Task objective:
Return every line below in which "объекта" appears.

Stored items from a collection:
------------------------------------

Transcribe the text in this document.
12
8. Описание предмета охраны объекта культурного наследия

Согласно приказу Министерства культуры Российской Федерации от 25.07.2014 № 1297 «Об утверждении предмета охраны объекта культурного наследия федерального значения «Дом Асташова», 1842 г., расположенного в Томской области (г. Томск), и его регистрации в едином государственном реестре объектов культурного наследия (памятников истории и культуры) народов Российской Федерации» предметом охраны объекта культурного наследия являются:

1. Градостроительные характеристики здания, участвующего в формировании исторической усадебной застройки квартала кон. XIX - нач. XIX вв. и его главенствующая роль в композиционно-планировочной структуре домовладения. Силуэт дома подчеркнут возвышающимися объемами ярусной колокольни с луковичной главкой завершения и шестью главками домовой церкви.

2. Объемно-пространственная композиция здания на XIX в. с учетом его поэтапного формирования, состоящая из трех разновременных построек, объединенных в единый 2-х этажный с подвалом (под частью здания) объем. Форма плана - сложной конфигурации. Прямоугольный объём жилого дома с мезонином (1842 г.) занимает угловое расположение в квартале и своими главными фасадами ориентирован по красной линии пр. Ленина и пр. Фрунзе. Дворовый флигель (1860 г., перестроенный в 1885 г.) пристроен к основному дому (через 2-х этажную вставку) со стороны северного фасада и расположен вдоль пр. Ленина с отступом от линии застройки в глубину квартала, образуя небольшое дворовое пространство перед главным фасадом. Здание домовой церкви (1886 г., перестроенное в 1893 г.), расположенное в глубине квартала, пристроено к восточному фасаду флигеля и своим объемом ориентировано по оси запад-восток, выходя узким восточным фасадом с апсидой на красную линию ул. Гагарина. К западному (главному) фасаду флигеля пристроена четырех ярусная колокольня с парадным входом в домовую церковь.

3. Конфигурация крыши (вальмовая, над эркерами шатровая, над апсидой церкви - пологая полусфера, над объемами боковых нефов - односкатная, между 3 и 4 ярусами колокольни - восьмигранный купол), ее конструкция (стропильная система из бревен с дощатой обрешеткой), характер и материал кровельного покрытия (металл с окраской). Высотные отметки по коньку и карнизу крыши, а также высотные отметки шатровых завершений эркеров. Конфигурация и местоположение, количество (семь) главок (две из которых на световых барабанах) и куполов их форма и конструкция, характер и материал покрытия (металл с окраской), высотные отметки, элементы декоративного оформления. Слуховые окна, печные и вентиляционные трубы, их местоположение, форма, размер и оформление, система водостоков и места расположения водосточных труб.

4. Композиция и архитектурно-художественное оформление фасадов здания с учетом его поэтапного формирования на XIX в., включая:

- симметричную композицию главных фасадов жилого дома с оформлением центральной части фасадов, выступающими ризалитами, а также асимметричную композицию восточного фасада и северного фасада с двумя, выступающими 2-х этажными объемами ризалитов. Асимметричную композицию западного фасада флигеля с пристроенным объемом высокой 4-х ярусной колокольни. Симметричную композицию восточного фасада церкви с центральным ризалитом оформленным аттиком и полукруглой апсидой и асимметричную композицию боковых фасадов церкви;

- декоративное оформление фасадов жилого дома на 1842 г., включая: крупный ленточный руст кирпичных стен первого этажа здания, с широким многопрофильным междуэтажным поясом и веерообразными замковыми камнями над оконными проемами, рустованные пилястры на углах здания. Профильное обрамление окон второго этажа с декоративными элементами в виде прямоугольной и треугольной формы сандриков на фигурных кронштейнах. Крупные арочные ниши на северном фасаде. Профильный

------------------------------------

Worked solution:
8. Описание предмета охраны объекта культурного наследия
Согласно приказу Министерства культуры Российской Федерации от 25.07.2014 № 1297 «Об утверждении предмета охраны объекта культурного наследия федерального значения «Дом Асташова», 1842 г., расположенного в Томской области (г. Томск), и его регистрации в едином государственном реестре объектов культурного наследия (памятников истории и культуры) народов Российской Федерации» предметом охраны объекта культурного наследия являются:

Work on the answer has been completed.